-------- DATA EXTRACT --------
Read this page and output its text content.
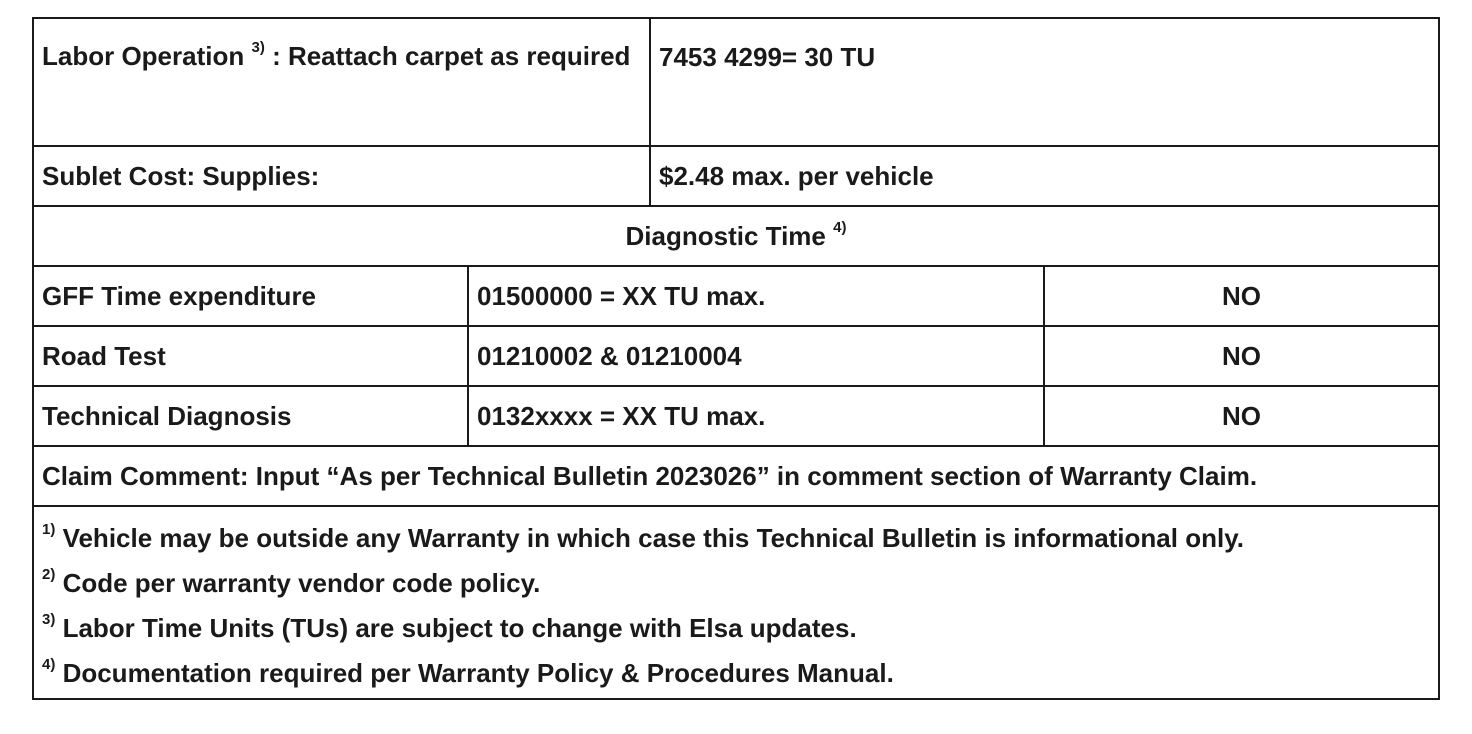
Labor Operation $^{3)}$ : Reattach carpet as required		7453 4299= 30 TU	
Sublet Cost: Supplies:		$2.48 max. per vehicle	
Diagnostic Time $^{4)}$
GFF Time expenditure	01500000 = XX TU max.		NO
Road Test	01210002 & 01210004		NO
Technical Diagnosis	0132xxxx = XX TU max.		NO
Claim Comment: Input “As per Technical Bulletin 2023026” in comment section of Warranty Claim.			

$^{1)}$ Vehicle may be outside any Warranty in which case this Technical Bulletin is informational only.
$^{2)}$ Code per warranty vendor code policy.
$^{3)}$ Labor Time Units (TUs) are subject to change with Elsa updates.
$^{4)}$ Documentation required per Warranty Policy & Procedures Manual.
--------
**PROBLEM**. Go through the records and show every line with the string "required" in it.

**CORRECT RESULT**.
Labor Operation $^{3)}$ : Reattach carpet as required		7453 4299= 30 TU	
$^{4)}$ Documentation required per Warranty Policy & Procedures Manual.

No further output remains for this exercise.